WHAT YOU WILL DO
From the listing below, copy every line with the word "обѣщаніе".

Items from a data source
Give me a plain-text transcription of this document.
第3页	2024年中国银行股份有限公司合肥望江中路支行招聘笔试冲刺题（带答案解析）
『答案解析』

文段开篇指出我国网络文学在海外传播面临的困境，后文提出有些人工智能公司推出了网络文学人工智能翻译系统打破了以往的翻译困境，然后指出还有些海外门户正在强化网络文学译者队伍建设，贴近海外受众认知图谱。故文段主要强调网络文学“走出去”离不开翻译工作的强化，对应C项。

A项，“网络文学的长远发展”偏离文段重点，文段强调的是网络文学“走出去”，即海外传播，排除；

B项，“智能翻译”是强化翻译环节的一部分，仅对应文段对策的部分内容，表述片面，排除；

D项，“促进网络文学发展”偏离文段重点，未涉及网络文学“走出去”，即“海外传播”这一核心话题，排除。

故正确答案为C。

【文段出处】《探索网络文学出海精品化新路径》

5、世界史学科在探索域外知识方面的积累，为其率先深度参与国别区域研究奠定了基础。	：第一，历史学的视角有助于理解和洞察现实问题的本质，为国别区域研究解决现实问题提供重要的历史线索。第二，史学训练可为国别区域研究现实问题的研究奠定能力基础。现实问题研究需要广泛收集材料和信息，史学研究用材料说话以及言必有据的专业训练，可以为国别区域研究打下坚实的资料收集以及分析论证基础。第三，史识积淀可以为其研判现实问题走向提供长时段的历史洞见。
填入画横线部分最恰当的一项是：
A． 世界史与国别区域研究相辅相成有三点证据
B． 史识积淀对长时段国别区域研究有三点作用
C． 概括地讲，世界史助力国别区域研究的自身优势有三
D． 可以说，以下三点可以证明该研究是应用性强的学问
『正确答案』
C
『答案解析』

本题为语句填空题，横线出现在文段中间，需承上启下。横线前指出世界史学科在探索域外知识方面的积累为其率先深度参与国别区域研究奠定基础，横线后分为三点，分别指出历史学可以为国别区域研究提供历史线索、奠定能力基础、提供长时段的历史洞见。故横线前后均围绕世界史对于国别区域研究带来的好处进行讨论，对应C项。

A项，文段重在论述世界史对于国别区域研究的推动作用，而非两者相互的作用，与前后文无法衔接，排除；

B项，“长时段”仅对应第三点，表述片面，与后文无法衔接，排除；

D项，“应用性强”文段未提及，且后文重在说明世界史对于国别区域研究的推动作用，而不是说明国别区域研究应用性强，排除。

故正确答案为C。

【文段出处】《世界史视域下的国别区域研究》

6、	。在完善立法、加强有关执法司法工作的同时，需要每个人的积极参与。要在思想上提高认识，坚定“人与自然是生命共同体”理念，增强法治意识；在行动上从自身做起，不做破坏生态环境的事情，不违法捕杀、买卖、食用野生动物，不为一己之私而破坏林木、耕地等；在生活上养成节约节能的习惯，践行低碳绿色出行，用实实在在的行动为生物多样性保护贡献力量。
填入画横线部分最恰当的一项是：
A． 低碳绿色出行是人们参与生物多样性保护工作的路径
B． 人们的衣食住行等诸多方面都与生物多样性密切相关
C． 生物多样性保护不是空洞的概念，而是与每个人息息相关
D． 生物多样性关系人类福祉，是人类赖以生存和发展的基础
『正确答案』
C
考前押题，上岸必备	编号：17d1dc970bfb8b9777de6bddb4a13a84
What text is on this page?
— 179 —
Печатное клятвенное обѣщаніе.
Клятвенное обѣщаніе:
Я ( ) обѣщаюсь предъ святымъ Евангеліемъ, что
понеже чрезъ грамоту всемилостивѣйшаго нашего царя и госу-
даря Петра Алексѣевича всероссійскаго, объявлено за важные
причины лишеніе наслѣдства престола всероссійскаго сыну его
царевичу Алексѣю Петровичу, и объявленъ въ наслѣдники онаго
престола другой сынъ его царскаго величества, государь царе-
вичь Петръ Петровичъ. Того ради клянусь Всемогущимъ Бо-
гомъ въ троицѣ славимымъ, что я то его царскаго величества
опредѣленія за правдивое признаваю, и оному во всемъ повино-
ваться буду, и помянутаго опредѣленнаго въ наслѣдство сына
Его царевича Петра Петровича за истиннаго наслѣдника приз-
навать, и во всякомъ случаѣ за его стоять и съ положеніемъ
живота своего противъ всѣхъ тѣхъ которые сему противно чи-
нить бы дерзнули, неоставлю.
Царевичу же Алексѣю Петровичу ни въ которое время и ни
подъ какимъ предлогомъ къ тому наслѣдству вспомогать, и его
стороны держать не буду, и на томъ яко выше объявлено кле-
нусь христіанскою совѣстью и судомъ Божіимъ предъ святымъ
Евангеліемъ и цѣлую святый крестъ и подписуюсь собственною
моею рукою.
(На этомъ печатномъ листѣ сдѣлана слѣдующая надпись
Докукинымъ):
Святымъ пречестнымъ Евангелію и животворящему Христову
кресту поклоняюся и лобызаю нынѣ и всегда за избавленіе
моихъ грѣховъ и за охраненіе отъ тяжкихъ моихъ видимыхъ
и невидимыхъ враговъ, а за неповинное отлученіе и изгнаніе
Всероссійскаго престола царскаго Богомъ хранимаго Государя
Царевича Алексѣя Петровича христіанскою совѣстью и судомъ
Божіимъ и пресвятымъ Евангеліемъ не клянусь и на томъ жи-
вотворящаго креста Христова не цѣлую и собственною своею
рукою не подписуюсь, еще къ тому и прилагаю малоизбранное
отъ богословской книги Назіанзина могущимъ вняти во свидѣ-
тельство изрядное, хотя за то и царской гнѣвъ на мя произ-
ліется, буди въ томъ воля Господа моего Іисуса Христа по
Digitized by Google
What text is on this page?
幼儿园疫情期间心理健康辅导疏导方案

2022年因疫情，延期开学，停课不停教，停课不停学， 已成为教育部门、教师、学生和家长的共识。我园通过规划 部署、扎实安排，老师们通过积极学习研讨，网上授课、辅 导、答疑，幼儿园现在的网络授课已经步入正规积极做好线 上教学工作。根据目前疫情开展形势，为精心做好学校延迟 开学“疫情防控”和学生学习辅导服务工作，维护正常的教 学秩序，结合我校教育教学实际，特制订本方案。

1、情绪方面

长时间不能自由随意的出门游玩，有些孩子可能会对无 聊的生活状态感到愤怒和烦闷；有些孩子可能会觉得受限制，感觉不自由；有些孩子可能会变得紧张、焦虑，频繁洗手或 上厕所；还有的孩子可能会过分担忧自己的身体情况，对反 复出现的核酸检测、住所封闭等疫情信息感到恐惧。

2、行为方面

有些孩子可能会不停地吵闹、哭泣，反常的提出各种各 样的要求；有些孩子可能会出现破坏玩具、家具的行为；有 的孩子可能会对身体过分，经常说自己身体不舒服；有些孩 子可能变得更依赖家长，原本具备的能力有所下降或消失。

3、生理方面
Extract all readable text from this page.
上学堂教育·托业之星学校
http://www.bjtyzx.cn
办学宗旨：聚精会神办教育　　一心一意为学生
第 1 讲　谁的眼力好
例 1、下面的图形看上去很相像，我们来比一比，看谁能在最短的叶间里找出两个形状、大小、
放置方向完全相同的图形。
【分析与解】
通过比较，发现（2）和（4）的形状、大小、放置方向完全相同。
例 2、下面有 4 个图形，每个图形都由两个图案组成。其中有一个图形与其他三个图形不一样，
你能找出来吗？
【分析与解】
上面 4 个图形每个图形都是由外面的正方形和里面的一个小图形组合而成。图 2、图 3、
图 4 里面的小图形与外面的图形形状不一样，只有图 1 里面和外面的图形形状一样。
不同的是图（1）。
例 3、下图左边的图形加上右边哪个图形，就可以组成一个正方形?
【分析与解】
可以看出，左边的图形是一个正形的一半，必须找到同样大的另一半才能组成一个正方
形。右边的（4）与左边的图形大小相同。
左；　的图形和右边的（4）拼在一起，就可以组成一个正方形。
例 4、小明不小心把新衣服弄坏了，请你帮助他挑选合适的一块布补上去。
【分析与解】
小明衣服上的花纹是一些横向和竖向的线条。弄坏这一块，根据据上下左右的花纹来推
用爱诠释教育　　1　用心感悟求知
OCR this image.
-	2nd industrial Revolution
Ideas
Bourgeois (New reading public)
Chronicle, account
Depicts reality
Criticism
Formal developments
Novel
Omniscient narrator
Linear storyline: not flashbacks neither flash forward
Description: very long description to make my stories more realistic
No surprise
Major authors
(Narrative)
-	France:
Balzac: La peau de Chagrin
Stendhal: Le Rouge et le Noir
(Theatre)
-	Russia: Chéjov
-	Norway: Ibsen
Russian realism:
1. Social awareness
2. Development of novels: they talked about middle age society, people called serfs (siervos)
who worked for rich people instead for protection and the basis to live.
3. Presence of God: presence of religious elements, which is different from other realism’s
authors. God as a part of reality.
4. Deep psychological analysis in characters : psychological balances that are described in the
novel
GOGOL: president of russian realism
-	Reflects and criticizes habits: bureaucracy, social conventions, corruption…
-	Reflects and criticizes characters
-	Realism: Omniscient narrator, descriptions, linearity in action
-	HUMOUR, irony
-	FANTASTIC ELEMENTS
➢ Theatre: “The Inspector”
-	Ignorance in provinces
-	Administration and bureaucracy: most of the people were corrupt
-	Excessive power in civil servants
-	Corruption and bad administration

SOLUTION FOR THIS TASK
Печатное клятвенное обѣщаніе.
Клятвенное обѣщаніе:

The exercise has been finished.